== Challenge ==
Return the count of lines with the string "text" in them, and nothing else.

╭─ Items

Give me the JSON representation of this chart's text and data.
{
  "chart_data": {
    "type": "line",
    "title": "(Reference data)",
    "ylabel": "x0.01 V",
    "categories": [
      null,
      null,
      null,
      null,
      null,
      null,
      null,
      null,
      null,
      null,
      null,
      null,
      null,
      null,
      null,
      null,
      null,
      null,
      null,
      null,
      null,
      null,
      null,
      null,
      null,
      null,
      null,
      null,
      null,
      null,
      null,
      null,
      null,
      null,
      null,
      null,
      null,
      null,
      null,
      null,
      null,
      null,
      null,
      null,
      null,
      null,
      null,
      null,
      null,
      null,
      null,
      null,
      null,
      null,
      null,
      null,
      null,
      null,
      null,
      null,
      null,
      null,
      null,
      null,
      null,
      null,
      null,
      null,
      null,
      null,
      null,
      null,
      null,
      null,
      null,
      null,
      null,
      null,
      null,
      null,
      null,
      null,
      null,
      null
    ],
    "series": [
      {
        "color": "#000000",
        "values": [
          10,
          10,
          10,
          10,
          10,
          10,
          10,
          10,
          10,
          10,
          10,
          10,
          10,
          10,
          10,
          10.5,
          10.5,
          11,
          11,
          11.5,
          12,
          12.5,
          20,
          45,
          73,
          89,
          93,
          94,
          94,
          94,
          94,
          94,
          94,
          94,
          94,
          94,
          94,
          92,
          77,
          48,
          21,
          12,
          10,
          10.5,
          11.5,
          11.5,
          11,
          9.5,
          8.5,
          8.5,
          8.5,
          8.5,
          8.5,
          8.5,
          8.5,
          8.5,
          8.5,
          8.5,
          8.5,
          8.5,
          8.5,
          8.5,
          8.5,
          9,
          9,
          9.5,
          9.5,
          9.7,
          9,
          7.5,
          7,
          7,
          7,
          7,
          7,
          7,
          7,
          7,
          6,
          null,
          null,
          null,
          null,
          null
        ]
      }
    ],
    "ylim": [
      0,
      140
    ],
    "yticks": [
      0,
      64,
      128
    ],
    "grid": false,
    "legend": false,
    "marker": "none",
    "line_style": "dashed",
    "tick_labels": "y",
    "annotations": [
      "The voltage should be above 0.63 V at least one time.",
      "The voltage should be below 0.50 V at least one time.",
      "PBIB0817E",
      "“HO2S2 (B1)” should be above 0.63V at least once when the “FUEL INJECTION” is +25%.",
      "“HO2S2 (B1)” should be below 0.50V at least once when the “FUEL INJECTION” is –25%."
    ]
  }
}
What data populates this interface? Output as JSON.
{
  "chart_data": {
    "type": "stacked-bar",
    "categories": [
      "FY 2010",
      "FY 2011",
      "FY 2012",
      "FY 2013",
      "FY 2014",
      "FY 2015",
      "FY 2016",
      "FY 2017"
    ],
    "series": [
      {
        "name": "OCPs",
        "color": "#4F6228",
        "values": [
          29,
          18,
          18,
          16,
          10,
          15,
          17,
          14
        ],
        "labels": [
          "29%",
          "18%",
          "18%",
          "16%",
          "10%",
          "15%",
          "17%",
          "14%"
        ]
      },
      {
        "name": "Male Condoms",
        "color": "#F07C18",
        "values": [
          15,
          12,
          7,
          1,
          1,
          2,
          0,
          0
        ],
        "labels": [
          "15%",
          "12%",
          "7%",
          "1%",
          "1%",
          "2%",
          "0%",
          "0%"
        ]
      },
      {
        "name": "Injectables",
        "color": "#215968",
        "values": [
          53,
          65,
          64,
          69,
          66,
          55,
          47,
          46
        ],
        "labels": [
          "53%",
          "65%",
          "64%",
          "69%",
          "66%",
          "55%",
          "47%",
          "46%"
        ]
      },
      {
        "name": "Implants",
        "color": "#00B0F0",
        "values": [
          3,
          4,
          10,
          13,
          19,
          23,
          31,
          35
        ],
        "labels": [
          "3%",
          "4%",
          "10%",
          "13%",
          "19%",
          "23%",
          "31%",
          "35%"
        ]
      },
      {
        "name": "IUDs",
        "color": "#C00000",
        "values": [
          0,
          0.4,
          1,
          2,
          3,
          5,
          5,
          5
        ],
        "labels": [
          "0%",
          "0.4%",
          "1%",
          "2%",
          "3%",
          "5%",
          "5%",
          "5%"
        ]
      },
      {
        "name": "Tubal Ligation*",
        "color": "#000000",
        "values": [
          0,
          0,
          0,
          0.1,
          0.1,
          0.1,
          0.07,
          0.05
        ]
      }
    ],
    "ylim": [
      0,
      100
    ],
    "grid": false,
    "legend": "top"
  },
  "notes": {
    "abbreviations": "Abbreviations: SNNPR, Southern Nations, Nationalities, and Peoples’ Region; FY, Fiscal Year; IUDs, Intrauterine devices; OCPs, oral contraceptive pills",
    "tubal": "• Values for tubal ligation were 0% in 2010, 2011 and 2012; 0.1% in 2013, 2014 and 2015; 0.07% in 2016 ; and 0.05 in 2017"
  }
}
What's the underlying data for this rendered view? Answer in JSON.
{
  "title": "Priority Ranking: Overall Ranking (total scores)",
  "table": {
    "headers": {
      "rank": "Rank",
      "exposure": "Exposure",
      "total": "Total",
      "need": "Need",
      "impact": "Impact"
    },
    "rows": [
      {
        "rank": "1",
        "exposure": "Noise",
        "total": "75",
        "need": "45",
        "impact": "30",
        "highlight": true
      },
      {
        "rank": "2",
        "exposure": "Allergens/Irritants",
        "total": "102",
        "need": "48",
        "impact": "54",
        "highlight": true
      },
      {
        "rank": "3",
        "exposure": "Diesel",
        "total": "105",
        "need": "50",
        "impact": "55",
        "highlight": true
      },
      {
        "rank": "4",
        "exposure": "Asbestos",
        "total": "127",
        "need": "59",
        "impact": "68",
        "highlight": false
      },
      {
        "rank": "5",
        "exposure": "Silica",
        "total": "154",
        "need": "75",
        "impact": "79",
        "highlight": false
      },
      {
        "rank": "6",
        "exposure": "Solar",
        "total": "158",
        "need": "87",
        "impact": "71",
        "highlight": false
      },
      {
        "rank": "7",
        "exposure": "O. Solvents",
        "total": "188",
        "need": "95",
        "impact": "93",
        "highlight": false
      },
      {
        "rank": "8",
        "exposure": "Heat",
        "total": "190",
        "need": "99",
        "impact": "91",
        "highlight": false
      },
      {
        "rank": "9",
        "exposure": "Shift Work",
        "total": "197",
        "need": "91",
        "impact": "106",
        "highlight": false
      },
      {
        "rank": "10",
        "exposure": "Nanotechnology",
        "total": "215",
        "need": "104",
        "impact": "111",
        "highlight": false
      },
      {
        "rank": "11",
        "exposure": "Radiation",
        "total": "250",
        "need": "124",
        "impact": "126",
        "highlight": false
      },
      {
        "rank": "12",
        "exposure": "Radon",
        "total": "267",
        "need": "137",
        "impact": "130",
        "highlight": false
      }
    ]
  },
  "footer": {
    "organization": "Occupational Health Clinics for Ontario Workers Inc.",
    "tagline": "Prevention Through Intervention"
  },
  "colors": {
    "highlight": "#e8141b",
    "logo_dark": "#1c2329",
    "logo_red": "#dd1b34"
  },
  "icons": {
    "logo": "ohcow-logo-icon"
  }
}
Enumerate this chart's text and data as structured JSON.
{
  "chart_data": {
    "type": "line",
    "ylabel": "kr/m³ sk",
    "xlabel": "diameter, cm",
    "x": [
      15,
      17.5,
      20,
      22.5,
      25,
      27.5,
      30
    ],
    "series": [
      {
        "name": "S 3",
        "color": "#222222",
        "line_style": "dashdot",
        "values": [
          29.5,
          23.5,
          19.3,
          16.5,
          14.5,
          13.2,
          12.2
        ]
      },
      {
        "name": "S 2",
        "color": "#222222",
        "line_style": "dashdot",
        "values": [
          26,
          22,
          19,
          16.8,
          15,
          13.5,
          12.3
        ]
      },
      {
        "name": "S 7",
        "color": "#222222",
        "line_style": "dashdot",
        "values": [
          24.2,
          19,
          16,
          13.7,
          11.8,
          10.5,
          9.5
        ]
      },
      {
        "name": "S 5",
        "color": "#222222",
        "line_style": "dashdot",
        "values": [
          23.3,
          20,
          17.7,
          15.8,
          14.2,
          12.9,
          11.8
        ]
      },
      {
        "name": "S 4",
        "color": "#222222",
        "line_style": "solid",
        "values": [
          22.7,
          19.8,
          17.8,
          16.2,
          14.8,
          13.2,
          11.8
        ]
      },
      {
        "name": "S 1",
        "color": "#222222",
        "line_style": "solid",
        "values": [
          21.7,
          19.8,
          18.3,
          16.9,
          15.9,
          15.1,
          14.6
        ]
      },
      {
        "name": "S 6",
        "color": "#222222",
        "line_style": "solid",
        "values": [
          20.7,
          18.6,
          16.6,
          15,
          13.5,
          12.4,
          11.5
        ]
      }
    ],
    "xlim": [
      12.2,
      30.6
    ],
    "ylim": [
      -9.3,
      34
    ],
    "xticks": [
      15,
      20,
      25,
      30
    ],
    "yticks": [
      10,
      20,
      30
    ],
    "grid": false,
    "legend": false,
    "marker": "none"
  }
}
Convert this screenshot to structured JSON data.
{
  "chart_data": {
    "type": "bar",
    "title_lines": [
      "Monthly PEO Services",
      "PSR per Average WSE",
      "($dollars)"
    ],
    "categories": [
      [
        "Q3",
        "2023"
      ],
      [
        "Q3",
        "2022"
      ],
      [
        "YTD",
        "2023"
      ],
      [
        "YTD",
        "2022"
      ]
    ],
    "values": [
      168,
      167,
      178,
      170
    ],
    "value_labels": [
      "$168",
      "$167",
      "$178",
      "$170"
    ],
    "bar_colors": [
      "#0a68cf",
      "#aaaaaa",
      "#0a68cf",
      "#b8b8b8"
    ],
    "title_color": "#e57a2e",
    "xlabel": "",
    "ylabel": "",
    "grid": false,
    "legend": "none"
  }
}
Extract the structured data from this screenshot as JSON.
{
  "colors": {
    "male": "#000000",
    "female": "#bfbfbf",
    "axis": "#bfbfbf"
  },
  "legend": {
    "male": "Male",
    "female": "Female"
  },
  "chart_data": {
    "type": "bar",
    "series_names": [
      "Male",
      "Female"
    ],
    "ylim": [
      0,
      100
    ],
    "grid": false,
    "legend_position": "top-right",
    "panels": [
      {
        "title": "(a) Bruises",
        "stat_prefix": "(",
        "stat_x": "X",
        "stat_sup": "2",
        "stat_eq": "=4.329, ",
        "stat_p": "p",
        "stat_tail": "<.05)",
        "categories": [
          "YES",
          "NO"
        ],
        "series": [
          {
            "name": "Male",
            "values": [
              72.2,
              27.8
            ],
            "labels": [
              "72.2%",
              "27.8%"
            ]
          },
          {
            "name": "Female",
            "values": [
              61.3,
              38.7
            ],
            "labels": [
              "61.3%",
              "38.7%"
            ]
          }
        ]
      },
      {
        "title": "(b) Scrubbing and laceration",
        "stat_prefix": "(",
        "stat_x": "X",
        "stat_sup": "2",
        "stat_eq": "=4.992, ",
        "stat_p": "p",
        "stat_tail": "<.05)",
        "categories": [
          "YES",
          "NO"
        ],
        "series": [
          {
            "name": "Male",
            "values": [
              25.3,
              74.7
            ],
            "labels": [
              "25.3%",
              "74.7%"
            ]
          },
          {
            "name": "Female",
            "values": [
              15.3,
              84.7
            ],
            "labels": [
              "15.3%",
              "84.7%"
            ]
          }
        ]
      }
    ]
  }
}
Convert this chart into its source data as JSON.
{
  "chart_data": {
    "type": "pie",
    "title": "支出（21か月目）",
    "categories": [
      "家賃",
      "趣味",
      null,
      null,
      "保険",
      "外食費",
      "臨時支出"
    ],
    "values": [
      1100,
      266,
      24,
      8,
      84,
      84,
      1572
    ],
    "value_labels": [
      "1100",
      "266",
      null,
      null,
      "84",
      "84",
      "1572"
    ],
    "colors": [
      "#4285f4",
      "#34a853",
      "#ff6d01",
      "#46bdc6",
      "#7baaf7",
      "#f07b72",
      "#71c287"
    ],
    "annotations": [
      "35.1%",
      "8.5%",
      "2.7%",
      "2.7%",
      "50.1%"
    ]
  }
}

╰─

== Task solution ==
2